Select and reproduce each line of the listing below that bears the string "content".

───── Stored rows

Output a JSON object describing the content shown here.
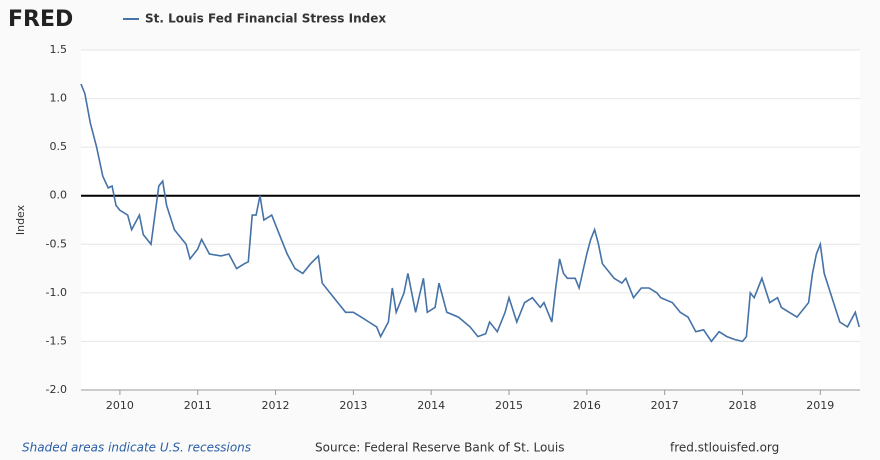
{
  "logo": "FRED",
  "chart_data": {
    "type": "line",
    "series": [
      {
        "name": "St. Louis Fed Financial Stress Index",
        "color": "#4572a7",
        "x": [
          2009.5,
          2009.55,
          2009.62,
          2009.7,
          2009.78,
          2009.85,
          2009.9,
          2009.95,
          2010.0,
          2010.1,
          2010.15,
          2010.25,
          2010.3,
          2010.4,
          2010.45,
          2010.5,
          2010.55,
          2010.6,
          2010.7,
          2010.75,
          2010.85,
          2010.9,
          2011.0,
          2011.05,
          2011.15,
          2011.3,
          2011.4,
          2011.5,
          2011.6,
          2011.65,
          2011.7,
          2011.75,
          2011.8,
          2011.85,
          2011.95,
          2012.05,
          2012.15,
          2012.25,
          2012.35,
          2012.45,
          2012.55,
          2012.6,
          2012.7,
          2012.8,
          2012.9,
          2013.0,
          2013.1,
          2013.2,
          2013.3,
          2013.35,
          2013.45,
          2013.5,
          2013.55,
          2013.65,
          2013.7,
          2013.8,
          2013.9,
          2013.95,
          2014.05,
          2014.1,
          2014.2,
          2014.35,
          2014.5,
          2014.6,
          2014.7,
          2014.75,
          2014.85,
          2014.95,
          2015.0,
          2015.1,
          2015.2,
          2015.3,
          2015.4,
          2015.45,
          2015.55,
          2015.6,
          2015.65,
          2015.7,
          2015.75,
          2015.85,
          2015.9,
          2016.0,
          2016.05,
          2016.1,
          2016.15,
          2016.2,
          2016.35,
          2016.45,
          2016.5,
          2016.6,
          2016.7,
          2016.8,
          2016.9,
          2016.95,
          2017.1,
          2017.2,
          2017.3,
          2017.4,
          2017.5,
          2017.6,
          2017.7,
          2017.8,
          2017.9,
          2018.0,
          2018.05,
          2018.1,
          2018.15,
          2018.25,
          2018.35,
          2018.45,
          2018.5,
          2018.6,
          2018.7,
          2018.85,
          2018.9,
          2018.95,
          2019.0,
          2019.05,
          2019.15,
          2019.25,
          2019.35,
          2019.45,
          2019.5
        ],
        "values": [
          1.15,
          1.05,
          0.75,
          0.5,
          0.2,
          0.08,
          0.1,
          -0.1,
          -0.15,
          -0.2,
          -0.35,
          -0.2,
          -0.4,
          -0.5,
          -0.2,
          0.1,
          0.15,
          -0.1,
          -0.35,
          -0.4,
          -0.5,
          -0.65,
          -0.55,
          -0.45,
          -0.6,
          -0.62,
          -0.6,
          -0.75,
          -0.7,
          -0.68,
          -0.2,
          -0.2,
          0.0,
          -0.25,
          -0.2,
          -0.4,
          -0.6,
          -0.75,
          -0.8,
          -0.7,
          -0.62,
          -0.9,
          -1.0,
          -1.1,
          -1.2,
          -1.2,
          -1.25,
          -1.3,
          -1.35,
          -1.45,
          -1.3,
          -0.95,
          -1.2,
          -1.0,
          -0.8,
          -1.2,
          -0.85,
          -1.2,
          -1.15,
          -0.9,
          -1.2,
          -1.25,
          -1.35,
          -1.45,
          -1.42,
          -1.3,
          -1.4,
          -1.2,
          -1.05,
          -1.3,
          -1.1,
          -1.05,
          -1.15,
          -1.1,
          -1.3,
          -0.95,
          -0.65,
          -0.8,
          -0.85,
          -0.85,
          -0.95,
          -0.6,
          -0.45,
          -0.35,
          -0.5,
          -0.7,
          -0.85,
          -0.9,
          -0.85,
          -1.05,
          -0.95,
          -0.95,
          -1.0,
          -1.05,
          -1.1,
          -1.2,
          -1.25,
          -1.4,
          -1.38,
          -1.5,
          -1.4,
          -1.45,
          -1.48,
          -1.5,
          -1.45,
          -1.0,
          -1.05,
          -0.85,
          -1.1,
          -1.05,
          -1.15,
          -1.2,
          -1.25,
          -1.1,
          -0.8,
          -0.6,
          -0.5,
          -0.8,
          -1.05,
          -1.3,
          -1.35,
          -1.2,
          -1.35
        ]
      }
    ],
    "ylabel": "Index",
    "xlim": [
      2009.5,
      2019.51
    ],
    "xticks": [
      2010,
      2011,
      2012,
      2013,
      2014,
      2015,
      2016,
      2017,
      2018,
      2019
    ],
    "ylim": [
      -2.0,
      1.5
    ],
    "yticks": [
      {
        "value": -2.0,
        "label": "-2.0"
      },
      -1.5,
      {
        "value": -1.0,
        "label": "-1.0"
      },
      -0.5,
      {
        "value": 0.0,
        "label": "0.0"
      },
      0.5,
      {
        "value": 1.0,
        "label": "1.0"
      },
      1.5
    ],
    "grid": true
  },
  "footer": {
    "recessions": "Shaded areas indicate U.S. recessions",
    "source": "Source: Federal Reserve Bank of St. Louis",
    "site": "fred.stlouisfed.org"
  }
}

──────────
───── Stored rows

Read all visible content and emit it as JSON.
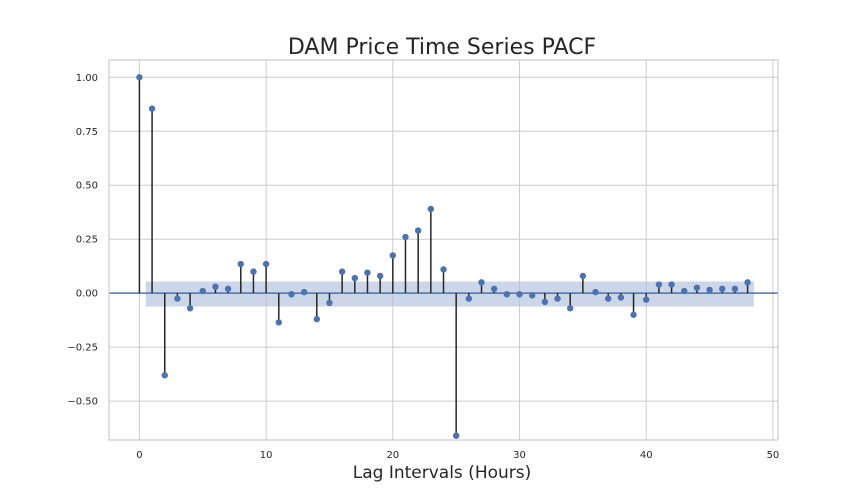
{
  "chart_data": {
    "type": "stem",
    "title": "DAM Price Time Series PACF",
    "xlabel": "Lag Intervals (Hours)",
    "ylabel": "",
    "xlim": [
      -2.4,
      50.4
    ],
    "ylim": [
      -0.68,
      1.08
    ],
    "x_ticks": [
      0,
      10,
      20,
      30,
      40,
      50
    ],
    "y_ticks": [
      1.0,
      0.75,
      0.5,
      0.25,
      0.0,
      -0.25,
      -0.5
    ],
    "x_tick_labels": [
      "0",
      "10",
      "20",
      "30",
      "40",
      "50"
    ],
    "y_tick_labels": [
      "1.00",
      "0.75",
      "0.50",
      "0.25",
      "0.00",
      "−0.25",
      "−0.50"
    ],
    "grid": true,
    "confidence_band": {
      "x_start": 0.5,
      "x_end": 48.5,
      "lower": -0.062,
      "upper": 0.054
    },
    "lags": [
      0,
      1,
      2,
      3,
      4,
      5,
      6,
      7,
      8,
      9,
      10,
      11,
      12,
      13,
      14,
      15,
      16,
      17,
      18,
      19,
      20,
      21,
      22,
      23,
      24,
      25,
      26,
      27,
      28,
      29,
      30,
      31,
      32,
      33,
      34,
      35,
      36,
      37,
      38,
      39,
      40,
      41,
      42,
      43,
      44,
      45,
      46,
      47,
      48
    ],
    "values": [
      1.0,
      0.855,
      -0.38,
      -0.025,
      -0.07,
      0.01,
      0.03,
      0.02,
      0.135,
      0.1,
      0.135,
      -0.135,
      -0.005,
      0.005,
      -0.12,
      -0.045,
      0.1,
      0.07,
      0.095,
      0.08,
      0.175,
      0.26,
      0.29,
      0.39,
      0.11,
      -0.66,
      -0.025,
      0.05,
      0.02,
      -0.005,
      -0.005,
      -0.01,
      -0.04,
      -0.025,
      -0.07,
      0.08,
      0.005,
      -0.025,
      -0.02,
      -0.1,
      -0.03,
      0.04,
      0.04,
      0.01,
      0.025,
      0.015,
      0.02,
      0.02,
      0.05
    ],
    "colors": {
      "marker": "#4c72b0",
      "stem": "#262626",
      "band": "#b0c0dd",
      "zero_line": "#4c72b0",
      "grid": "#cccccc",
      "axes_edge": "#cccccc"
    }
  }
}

──────────
───── Stored rows

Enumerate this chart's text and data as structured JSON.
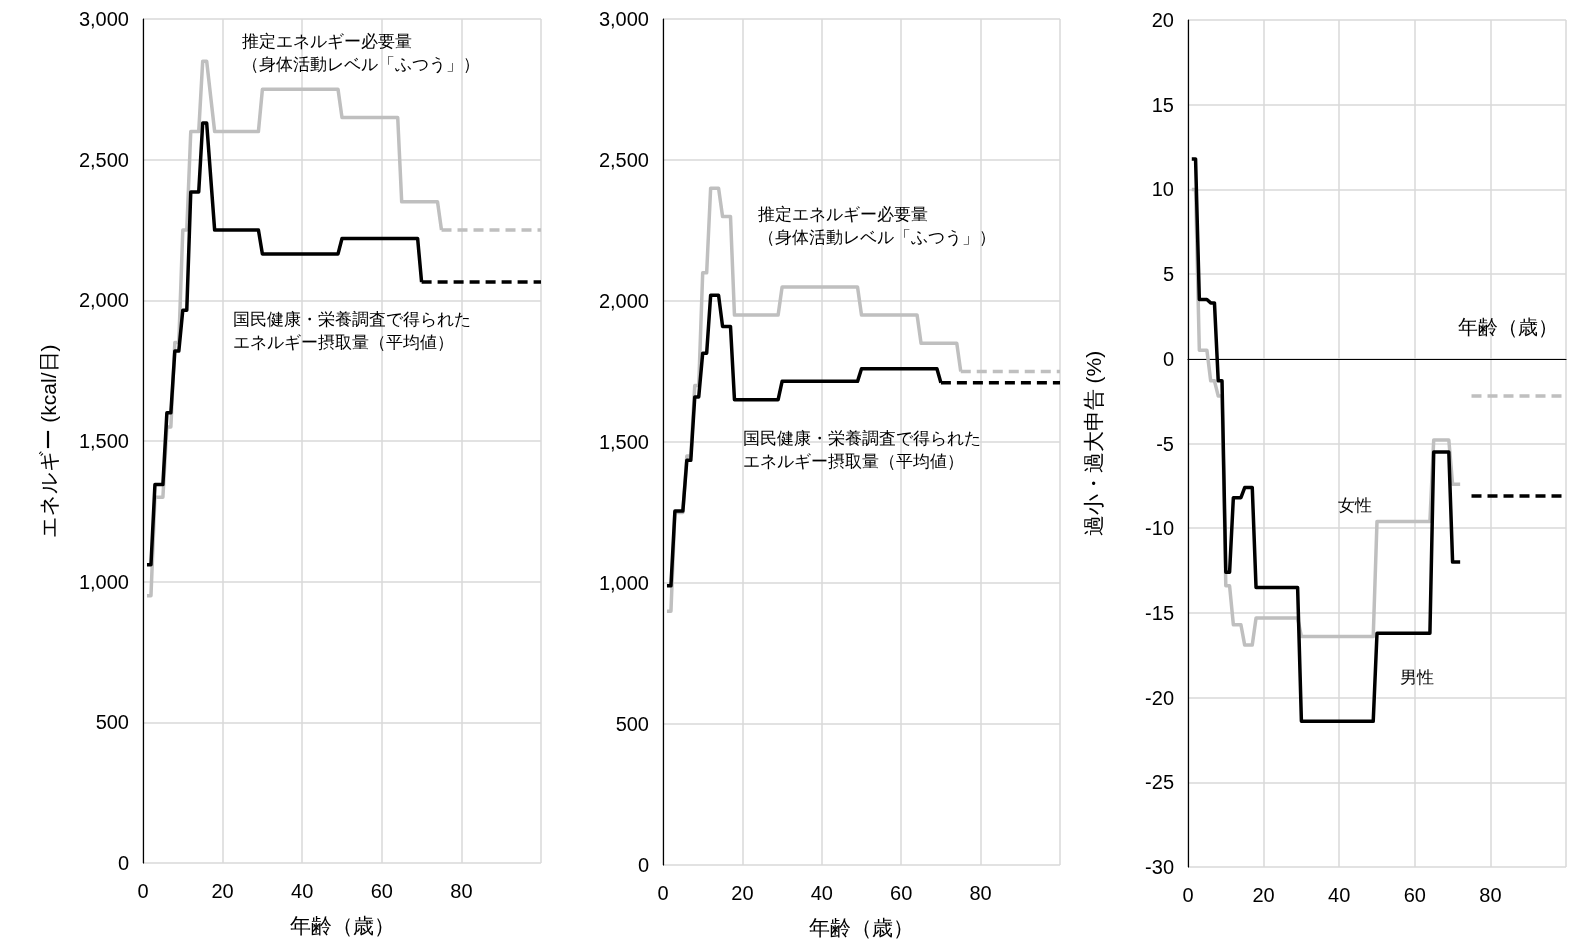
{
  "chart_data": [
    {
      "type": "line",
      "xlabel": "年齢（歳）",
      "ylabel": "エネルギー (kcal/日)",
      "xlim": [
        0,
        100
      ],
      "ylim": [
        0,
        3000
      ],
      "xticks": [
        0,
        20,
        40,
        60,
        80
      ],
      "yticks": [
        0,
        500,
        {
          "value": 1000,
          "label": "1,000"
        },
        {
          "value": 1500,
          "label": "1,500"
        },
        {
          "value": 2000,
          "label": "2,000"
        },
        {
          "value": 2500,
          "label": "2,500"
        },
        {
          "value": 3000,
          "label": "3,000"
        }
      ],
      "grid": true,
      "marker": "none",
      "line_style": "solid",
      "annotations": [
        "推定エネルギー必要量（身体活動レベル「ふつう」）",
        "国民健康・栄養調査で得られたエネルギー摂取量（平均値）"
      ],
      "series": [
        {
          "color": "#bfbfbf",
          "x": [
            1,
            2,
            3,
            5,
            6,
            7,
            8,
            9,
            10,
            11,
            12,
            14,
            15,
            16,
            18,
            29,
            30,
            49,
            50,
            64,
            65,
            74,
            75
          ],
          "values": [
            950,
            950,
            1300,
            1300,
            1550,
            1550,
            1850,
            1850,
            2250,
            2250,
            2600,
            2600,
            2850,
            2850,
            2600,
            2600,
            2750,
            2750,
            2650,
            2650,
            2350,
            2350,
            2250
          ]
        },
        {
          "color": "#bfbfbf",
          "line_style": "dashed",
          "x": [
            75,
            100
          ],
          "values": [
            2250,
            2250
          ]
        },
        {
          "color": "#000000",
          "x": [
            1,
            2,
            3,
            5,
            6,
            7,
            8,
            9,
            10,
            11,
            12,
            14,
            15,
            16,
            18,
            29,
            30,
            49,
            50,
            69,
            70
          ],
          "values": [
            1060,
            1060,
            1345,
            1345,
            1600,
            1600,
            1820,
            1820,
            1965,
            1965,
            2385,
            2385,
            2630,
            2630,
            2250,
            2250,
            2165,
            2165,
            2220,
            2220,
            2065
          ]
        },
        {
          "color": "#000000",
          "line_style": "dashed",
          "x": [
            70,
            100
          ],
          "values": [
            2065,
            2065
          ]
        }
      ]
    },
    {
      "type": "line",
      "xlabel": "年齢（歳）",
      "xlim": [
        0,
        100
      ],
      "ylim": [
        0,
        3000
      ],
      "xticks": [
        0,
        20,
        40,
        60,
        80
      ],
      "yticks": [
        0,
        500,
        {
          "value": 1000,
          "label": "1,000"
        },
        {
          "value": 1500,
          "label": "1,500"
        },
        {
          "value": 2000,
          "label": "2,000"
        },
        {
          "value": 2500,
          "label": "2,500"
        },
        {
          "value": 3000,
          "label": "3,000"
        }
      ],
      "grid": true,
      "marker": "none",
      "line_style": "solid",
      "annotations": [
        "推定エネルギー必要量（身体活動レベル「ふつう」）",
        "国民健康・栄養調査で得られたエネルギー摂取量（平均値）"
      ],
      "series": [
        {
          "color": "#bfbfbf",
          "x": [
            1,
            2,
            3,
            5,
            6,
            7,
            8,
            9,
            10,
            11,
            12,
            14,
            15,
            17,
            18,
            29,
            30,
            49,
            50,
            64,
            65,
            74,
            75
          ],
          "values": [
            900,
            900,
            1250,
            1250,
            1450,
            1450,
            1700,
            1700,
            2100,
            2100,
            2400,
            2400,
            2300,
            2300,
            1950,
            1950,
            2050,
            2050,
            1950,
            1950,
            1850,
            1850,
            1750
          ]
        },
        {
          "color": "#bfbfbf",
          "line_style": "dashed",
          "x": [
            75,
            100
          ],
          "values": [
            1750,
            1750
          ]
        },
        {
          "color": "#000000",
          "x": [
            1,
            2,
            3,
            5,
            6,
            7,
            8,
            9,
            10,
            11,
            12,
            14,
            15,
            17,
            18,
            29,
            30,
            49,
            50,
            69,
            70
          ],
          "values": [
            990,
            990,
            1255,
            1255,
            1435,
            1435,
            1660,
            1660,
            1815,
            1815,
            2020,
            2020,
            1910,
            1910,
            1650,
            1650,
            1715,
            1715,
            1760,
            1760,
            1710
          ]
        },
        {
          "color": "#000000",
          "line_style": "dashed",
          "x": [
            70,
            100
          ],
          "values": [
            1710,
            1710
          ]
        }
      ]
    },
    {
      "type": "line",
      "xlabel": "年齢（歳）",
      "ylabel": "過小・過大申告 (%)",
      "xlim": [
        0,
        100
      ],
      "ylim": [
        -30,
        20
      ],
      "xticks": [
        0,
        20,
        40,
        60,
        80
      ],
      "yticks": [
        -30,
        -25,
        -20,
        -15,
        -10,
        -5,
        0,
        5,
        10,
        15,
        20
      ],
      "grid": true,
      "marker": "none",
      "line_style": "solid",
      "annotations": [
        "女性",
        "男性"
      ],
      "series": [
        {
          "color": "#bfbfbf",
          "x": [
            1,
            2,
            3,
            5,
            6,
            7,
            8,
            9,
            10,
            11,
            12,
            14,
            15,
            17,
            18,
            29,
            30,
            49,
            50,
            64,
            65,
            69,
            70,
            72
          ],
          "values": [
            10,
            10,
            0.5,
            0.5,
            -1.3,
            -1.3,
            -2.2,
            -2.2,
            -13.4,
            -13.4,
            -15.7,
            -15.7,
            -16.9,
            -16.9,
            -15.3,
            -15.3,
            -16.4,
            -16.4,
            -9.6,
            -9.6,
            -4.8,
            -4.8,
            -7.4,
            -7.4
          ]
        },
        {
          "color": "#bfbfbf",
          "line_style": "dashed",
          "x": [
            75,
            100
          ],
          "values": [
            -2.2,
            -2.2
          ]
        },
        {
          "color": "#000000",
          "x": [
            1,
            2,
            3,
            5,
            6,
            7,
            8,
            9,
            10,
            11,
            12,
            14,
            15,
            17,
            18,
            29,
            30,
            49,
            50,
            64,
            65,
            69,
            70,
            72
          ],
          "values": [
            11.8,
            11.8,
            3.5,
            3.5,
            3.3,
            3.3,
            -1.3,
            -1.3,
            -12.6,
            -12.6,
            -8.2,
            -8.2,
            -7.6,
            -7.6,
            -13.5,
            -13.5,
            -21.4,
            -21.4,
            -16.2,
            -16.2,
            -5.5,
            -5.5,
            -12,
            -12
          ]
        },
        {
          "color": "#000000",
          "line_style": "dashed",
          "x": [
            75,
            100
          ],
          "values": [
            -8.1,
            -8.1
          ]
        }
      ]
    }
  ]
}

──────────

▸ **Final result**
Output a JSON object describing the content shown here.
Read all visible content and emit it as JSON.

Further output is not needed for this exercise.